## WHAT THIS TASK INVOLVES
Transcribe the lines below verbatim, beginning at the line that contains "sell-row[interactable]: 卖8 13.35" and stopping after the line that contains "robot-avatar-icon[interactable] <box>859 141".

#####

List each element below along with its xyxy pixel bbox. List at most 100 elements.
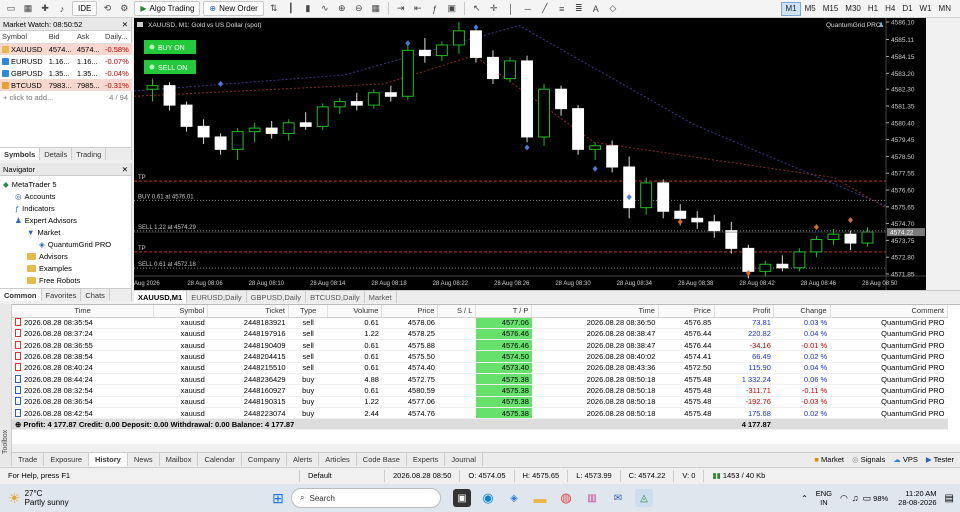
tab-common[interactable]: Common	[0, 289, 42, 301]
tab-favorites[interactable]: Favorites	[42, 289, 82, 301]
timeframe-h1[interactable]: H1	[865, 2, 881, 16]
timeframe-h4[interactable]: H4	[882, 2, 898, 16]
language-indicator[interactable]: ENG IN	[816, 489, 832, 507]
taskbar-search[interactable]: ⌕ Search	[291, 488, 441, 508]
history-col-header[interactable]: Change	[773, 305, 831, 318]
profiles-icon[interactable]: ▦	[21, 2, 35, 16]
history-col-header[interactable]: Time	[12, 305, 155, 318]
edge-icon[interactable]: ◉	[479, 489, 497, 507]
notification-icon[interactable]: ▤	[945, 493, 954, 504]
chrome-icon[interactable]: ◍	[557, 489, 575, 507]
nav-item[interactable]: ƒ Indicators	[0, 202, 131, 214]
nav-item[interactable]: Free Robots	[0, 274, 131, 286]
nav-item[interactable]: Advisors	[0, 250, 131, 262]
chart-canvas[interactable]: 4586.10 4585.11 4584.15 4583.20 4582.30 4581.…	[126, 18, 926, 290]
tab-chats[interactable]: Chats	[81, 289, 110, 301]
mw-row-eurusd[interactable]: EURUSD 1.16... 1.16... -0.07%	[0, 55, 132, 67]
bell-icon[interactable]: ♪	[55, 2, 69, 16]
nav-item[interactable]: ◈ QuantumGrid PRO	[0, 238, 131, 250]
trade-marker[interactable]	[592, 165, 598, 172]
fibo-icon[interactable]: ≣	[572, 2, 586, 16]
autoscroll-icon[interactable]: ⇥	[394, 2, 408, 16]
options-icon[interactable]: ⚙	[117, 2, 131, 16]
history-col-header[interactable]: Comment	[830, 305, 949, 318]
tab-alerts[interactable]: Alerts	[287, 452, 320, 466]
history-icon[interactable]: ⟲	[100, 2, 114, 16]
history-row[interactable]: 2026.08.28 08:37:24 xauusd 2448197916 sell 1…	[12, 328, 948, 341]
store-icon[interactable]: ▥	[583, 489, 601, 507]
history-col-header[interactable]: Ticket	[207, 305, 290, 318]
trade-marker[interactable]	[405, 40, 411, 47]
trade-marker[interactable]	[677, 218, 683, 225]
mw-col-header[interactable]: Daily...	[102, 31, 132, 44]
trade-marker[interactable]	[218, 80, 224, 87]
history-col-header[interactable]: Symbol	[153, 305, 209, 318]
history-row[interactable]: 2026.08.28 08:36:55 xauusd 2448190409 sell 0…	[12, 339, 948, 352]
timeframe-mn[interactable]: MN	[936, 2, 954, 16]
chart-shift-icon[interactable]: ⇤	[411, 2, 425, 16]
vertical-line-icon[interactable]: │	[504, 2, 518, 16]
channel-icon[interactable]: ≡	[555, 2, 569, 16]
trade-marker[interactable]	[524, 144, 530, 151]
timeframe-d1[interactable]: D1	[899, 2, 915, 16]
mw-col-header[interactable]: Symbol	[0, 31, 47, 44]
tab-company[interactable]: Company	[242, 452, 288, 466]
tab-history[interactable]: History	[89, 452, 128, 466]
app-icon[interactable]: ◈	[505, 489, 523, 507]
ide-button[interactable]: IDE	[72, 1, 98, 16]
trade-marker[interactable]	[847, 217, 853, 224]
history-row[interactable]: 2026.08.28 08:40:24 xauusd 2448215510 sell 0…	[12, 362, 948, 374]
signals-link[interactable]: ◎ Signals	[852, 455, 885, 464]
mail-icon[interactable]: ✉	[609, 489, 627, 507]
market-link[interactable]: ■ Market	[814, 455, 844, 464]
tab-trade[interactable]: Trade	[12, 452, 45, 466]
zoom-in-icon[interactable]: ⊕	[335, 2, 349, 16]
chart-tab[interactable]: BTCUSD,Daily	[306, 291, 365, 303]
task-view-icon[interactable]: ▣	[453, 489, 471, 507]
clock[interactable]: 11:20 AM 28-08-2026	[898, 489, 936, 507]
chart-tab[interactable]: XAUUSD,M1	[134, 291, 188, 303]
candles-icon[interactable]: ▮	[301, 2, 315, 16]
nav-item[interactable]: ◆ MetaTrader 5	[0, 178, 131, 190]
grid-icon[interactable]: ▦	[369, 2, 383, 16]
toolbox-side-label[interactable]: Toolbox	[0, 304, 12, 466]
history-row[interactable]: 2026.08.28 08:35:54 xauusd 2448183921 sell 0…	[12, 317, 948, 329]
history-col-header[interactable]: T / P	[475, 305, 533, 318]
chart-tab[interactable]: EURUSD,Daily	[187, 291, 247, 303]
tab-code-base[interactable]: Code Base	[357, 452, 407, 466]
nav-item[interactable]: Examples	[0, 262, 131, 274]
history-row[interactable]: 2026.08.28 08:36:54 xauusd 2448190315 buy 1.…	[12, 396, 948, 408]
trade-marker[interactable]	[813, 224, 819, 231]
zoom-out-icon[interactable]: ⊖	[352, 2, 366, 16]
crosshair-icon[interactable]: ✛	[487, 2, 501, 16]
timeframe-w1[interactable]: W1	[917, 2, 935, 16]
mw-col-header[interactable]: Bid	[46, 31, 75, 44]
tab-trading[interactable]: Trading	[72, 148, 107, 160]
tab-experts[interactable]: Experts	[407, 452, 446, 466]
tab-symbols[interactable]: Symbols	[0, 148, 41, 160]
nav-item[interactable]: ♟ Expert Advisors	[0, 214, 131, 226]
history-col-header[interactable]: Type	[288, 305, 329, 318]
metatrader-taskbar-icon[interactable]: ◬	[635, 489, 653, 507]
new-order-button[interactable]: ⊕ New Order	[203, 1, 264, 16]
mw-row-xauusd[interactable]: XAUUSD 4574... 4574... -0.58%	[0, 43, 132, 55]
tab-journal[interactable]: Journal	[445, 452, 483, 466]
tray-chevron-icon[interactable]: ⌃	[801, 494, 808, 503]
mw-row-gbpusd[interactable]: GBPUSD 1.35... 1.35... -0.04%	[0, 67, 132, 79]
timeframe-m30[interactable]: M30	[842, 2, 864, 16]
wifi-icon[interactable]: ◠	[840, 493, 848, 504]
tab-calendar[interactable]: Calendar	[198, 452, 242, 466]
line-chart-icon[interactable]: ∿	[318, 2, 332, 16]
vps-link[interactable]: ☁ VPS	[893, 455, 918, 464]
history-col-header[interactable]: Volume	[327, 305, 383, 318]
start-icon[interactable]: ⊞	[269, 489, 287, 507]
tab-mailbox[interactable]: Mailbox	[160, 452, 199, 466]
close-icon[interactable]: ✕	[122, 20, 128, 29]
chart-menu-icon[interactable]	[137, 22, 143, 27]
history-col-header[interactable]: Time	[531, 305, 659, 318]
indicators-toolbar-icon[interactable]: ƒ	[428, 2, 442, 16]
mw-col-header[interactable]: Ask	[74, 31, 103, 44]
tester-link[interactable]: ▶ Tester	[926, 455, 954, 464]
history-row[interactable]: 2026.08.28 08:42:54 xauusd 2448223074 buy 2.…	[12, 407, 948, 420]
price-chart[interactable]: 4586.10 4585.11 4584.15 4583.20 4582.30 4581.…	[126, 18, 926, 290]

#####

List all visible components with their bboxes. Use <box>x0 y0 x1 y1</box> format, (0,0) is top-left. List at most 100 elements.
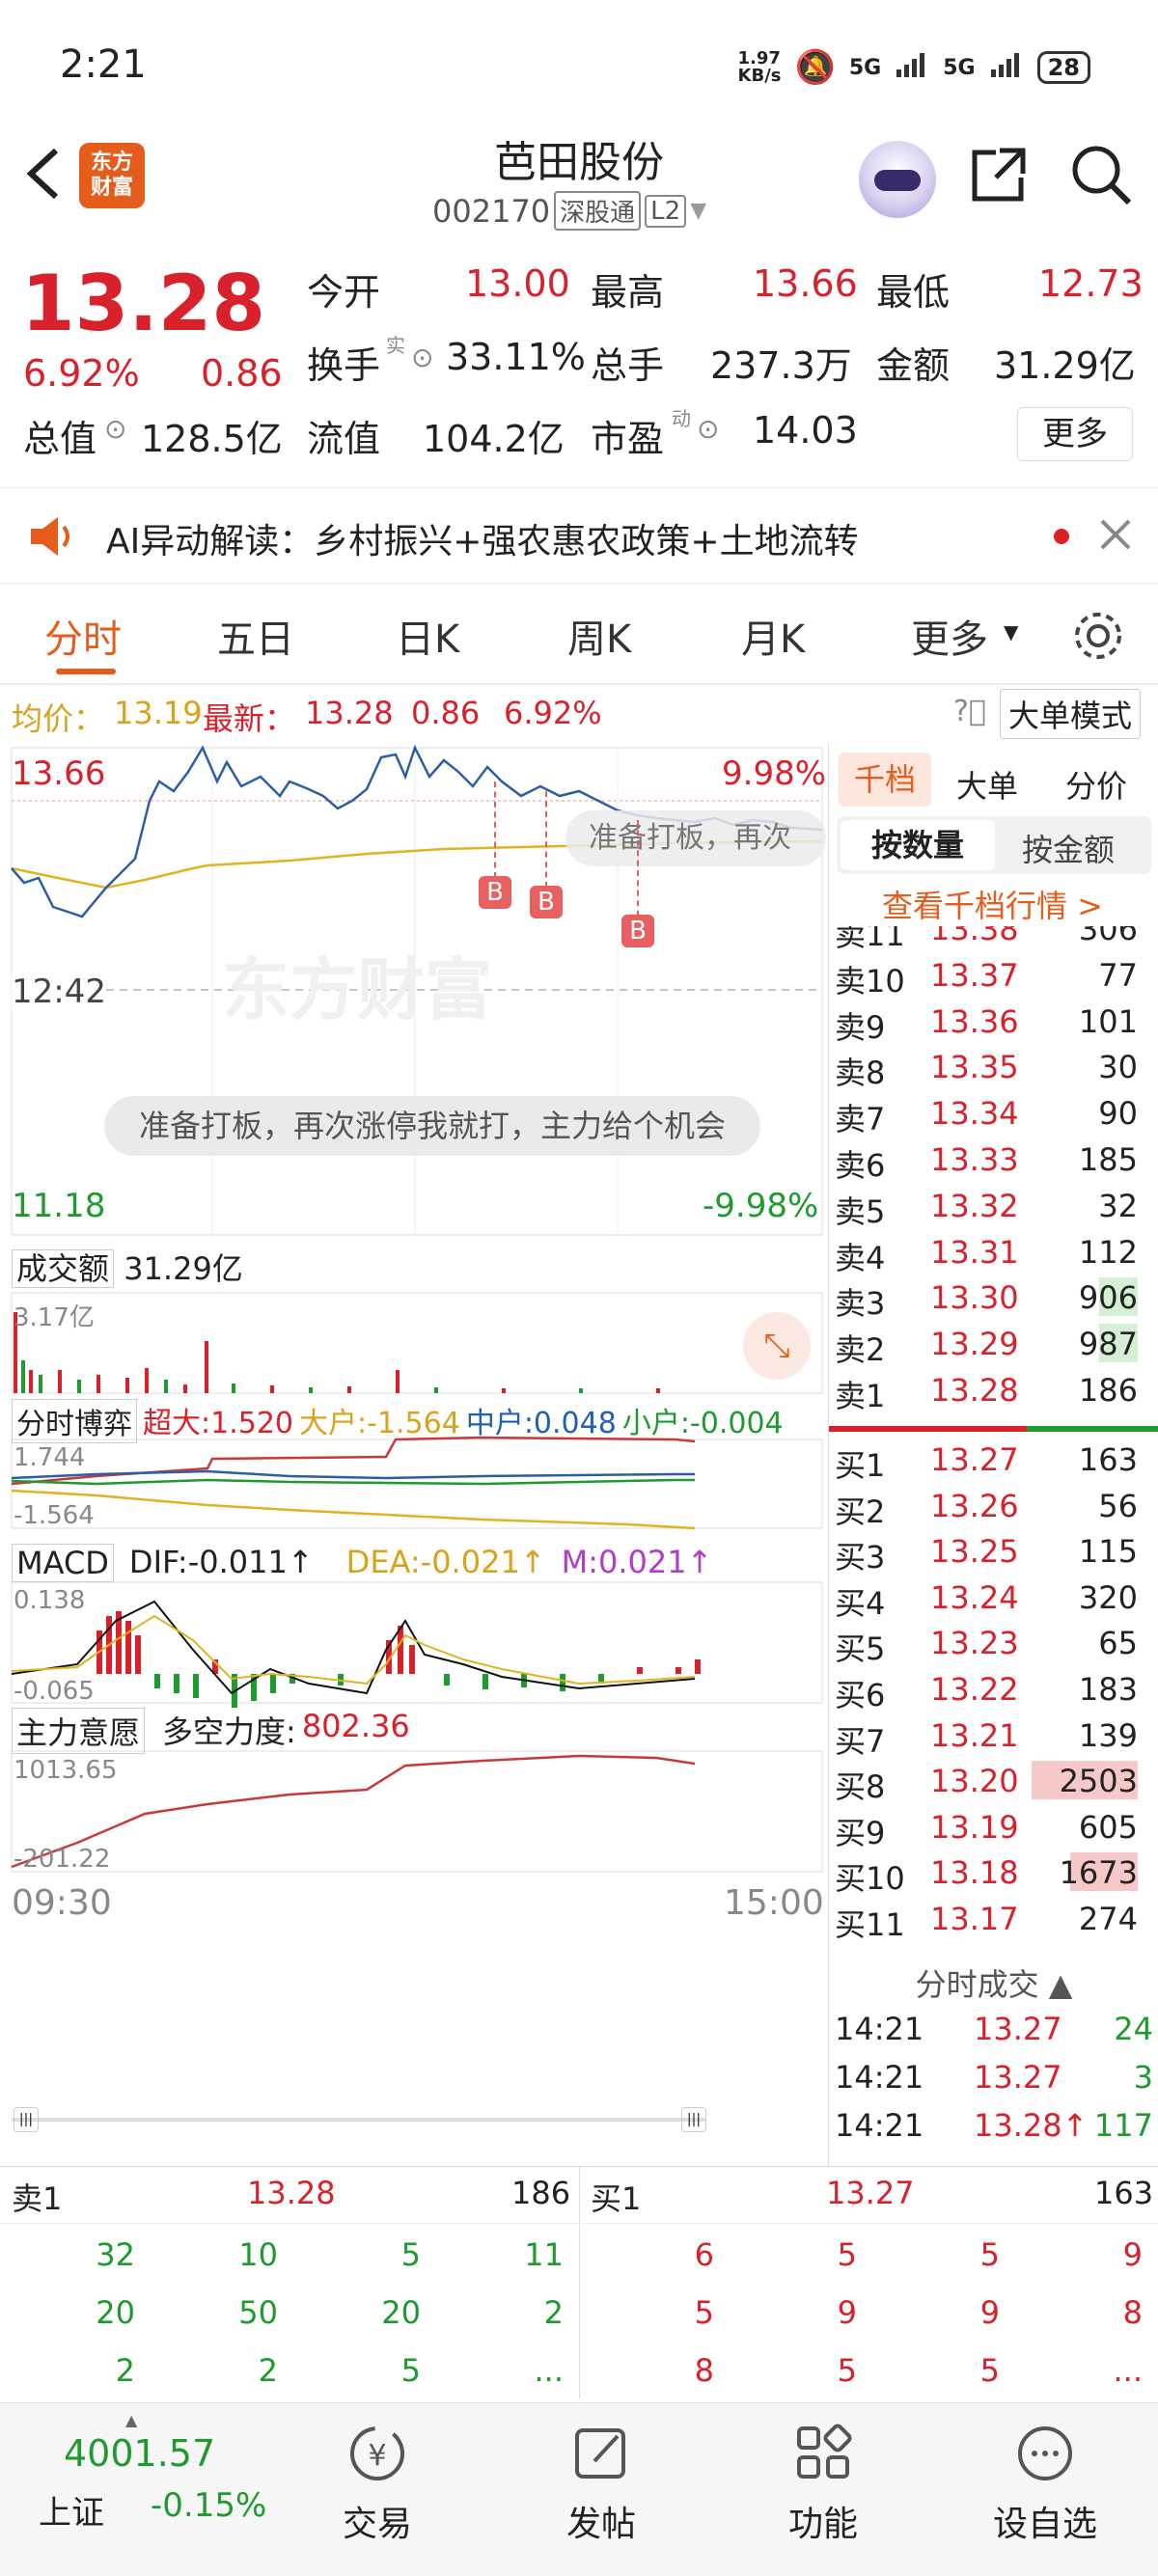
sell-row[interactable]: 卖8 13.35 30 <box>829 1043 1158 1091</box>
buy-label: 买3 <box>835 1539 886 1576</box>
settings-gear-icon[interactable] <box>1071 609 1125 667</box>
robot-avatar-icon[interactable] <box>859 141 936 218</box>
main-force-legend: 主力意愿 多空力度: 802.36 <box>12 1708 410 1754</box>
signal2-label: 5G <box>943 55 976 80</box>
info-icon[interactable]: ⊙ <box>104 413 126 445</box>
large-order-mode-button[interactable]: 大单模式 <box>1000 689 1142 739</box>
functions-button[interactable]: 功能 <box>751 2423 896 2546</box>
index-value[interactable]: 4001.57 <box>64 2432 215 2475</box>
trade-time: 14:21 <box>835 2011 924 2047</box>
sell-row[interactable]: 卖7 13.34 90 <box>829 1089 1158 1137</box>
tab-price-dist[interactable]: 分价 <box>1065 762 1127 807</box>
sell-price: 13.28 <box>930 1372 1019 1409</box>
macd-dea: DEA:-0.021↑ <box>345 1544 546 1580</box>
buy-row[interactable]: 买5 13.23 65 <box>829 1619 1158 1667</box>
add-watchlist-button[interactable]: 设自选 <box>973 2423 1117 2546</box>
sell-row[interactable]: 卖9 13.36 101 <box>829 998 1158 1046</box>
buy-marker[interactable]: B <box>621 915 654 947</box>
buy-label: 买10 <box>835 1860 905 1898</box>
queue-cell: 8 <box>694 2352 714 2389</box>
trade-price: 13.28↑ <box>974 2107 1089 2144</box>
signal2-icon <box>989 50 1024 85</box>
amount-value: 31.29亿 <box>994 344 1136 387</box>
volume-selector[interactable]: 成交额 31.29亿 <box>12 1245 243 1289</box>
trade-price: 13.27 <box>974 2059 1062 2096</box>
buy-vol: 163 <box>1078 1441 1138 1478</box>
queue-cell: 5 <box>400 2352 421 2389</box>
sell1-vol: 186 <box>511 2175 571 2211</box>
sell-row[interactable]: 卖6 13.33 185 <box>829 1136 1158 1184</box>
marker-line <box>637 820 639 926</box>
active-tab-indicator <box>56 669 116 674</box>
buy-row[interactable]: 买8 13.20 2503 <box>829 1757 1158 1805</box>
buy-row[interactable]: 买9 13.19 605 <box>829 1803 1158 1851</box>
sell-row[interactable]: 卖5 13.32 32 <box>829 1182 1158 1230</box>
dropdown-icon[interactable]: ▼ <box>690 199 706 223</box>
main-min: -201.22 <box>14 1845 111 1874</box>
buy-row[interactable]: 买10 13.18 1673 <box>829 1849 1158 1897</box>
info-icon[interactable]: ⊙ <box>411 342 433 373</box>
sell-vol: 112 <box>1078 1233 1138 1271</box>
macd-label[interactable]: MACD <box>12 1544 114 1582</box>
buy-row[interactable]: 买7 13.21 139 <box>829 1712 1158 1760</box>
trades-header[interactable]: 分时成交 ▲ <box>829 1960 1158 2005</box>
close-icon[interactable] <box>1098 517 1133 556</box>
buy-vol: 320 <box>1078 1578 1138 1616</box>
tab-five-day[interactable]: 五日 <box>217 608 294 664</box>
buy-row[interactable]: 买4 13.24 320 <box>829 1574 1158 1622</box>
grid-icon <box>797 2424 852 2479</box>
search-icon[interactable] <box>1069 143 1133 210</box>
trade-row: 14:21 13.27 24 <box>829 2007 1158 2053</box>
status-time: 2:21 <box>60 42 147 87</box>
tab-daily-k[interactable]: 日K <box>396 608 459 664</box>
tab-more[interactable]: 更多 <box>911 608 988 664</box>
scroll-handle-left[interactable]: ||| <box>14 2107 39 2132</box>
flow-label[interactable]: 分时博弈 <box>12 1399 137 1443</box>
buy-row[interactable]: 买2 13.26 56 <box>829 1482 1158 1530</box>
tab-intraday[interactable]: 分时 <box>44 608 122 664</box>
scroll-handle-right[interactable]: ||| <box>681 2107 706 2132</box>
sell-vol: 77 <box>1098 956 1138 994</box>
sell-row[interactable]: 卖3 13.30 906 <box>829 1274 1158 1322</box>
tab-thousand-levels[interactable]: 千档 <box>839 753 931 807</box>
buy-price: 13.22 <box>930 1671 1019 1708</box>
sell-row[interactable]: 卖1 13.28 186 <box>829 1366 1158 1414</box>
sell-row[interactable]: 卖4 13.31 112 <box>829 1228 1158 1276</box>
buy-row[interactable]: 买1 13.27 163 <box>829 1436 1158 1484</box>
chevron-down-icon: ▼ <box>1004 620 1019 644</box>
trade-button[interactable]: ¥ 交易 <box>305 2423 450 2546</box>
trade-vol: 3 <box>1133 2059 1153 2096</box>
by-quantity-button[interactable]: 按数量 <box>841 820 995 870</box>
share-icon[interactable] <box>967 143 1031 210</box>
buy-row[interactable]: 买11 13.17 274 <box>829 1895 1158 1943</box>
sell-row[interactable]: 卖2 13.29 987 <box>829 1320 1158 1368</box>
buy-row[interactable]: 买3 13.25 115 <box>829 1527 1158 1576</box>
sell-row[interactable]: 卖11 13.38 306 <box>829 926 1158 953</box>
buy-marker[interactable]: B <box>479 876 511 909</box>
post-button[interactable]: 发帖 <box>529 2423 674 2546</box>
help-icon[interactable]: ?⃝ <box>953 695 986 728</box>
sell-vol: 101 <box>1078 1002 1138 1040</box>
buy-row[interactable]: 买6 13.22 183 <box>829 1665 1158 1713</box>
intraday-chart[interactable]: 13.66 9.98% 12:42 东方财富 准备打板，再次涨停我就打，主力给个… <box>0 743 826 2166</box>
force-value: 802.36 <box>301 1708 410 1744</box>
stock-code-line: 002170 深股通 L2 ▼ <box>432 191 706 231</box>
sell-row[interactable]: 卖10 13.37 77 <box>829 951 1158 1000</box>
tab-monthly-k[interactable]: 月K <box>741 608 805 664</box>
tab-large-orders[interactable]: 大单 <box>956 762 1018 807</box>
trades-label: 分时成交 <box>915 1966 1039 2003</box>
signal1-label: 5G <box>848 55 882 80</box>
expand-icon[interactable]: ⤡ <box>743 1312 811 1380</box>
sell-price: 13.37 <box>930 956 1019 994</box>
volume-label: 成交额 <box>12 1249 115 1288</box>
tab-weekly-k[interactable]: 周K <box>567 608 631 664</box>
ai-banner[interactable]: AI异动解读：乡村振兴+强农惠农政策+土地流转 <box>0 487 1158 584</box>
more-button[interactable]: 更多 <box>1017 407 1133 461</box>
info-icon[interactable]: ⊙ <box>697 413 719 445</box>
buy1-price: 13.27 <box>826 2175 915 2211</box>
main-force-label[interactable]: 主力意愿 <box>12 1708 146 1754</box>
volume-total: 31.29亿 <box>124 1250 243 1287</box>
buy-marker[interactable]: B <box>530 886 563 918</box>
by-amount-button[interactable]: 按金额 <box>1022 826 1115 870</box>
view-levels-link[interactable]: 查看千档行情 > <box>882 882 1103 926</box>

#####

## EXERCISE RESULT
sell-row[interactable]: 卖8 13.35 30 <box>829 1043 1158 1091</box>
buy-label: 买3 <box>835 1539 886 1576</box>
settings-gear-icon[interactable] <box>1071 609 1125 667</box>
robot-avatar-icon[interactable] <box>859 141 936 218</box>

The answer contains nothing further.